▶ [Data listing]
○ ○ ○ ○ ○ ○ ○
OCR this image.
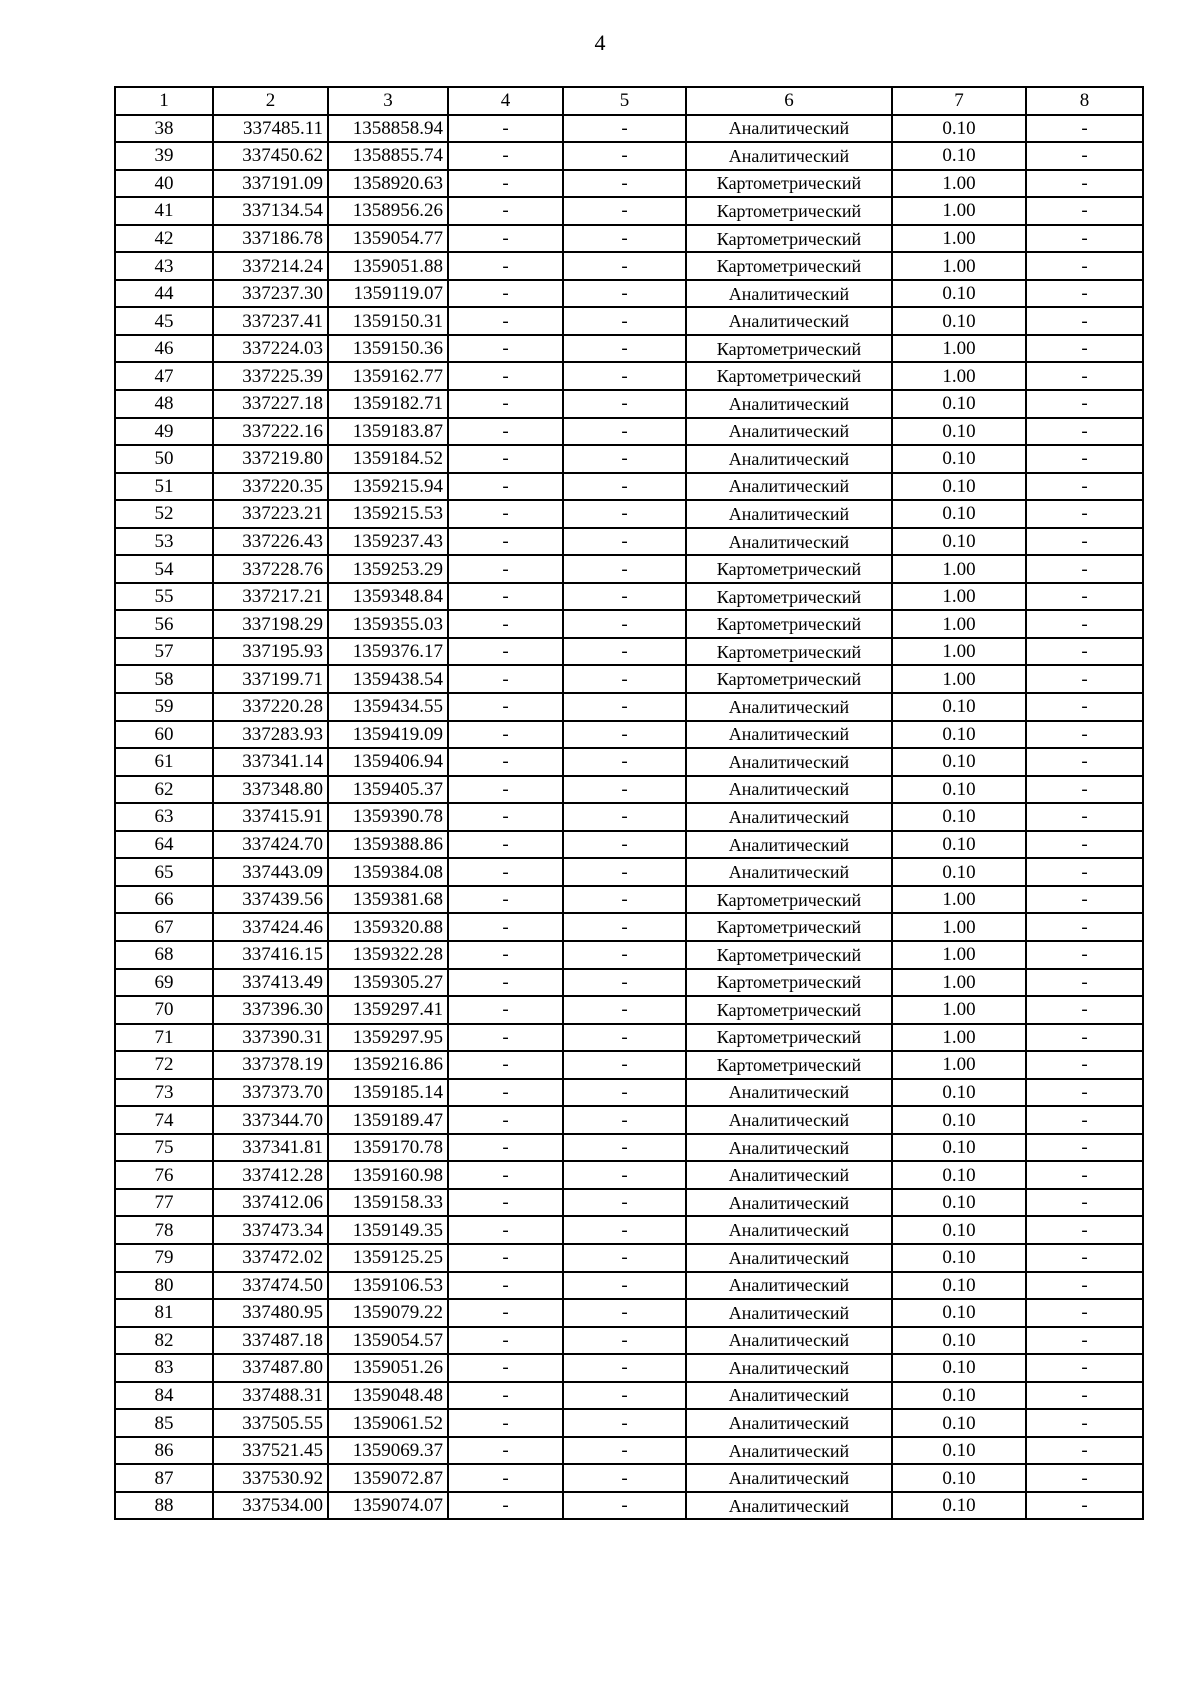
4
1	2	3	4	5	6	7	8
38	337485.11	1358858.94	-	-	Аналитический	0.10	-
39	337450.62	1358855.74	-	-	Аналитический	0.10	-
40	337191.09	1358920.63	-	-	Картометрический	1.00	-
41	337134.54	1358956.26	-	-	Картометрический	1.00	-
42	337186.78	1359054.77	-	-	Картометрический	1.00	-
43	337214.24	1359051.88	-	-	Картометрический	1.00	-
44	337237.30	1359119.07	-	-	Аналитический	0.10	-
45	337237.41	1359150.31	-	-	Аналитический	0.10	-
46	337224.03	1359150.36	-	-	Картометрический	1.00	-
47	337225.39	1359162.77	-	-	Картометрический	1.00	-
48	337227.18	1359182.71	-	-	Аналитический	0.10	-
49	337222.16	1359183.87	-	-	Аналитический	0.10	-
50	337219.80	1359184.52	-	-	Аналитический	0.10	-
51	337220.35	1359215.94	-	-	Аналитический	0.10	-
52	337223.21	1359215.53	-	-	Аналитический	0.10	-
53	337226.43	1359237.43	-	-	Аналитический	0.10	-
54	337228.76	1359253.29	-	-	Картометрический	1.00	-
55	337217.21	1359348.84	-	-	Картометрический	1.00	-
56	337198.29	1359355.03	-	-	Картометрический	1.00	-
57	337195.93	1359376.17	-	-	Картометрический	1.00	-
58	337199.71	1359438.54	-	-	Картометрический	1.00	-
59	337220.28	1359434.55	-	-	Аналитический	0.10	-
60	337283.93	1359419.09	-	-	Аналитический	0.10	-
61	337341.14	1359406.94	-	-	Аналитический	0.10	-
62	337348.80	1359405.37	-	-	Аналитический	0.10	-
63	337415.91	1359390.78	-	-	Аналитический	0.10	-
64	337424.70	1359388.86	-	-	Аналитический	0.10	-
65	337443.09	1359384.08	-	-	Аналитический	0.10	-
66	337439.56	1359381.68	-	-	Картометрический	1.00	-
67	337424.46	1359320.88	-	-	Картометрический	1.00	-
68	337416.15	1359322.28	-	-	Картометрический	1.00	-
69	337413.49	1359305.27	-	-	Картометрический	1.00	-
70	337396.30	1359297.41	-	-	Картометрический	1.00	-
71	337390.31	1359297.95	-	-	Картометрический	1.00	-
72	337378.19	1359216.86	-	-	Картометрический	1.00	-
73	337373.70	1359185.14	-	-	Аналитический	0.10	-
74	337344.70	1359189.47	-	-	Аналитический	0.10	-
75	337341.81	1359170.78	-	-	Аналитический	0.10	-
76	337412.28	1359160.98	-	-	Аналитический	0.10	-
77	337412.06	1359158.33	-	-	Аналитический	0.10	-
78	337473.34	1359149.35	-	-	Аналитический	0.10	-
79	337472.02	1359125.25	-	-	Аналитический	0.10	-
80	337474.50	1359106.53	-	-	Аналитический	0.10	-
81	337480.95	1359079.22	-	-	Аналитический	0.10	-
82	337487.18	1359054.57	-	-	Аналитический	0.10	-
83	337487.80	1359051.26	-	-	Аналитический	0.10	-
84	337488.31	1359048.48	-	-	Аналитический	0.10	-
85	337505.55	1359061.52	-	-	Аналитический	0.10	-
86	337521.45	1359069.37	-	-	Аналитический	0.10	-
87	337530.92	1359072.87	-	-	Аналитический	0.10	-
88	337534.00	1359074.07	-	-	Аналитический	0.10	-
○ ○ ○ ○ ○ ○ ○
▶ [The problem] Skip the pictures and transcribe the rest of the records exactly.

▶ [Written solution]
OCR this image.
4
1	2	3	4	5	6	7	8
38	337485.11	1358858.94	-	-	Аналитический	0.10	-
39	337450.62	1358855.74	-	-	Аналитический	0.10	-
40	337191.09	1358920.63	-	-	Картометрический	1.00	-
41	337134.54	1358956.26	-	-	Картометрический	1.00	-
42	337186.78	1359054.77	-	-	Картометрический	1.00	-
43	337214.24	1359051.88	-	-	Картометрический	1.00	-
44	337237.30	1359119.07	-	-	Аналитический	0.10	-
45	337237.41	1359150.31	-	-	Аналитический	0.10	-
46	337224.03	1359150.36	-	-	Картометрический	1.00	-
47	337225.39	1359162.77	-	-	Картометрический	1.00	-
48	337227.18	1359182.71	-	-	Аналитический	0.10	-
49	337222.16	1359183.87	-	-	Аналитический	0.10	-
50	337219.80	1359184.52	-	-	Аналитический	0.10	-
51	337220.35	1359215.94	-	-	Аналитический	0.10	-
52	337223.21	1359215.53	-	-	Аналитический	0.10	-
53	337226.43	1359237.43	-	-	Аналитический	0.10	-
54	337228.76	1359253.29	-	-	Картометрический	1.00	-
55	337217.21	1359348.84	-	-	Картометрический	1.00	-
56	337198.29	1359355.03	-	-	Картометрический	1.00	-
57	337195.93	1359376.17	-	-	Картометрический	1.00	-
58	337199.71	1359438.54	-	-	Картометрический	1.00	-
59	337220.28	1359434.55	-	-	Аналитический	0.10	-
60	337283.93	1359419.09	-	-	Аналитический	0.10	-
61	337341.14	1359406.94	-	-	Аналитический	0.10	-
62	337348.80	1359405.37	-	-	Аналитический	0.10	-
63	337415.91	1359390.78	-	-	Аналитический	0.10	-
64	337424.70	1359388.86	-	-	Аналитический	0.10	-
65	337443.09	1359384.08	-	-	Аналитический	0.10	-
66	337439.56	1359381.68	-	-	Картометрический	1.00	-
67	337424.46	1359320.88	-	-	Картометрический	1.00	-
68	337416.15	1359322.28	-	-	Картометрический	1.00	-
69	337413.49	1359305.27	-	-	Картометрический	1.00	-
70	337396.30	1359297.41	-	-	Картометрический	1.00	-
71	337390.31	1359297.95	-	-	Картометрический	1.00	-
72	337378.19	1359216.86	-	-	Картометрический	1.00	-
73	337373.70	1359185.14	-	-	Аналитический	0.10	-
74	337344.70	1359189.47	-	-	Аналитический	0.10	-
75	337341.81	1359170.78	-	-	Аналитический	0.10	-
76	337412.28	1359160.98	-	-	Аналитический	0.10	-
77	337412.06	1359158.33	-	-	Аналитический	0.10	-
78	337473.34	1359149.35	-	-	Аналитический	0.10	-
79	337472.02	1359125.25	-	-	Аналитический	0.10	-
80	337474.50	1359106.53	-	-	Аналитический	0.10	-
81	337480.95	1359079.22	-	-	Аналитический	0.10	-
82	337487.18	1359054.57	-	-	Аналитический	0.10	-
83	337487.80	1359051.26	-	-	Аналитический	0.10	-
84	337488.31	1359048.48	-	-	Аналитический	0.10	-
85	337505.55	1359061.52	-	-	Аналитический	0.10	-
86	337521.45	1359069.37	-	-	Аналитический	0.10	-
87	337530.92	1359072.87	-	-	Аналитический	0.10	-
88	337534.00	1359074.07	-	-	Аналитический	0.10	-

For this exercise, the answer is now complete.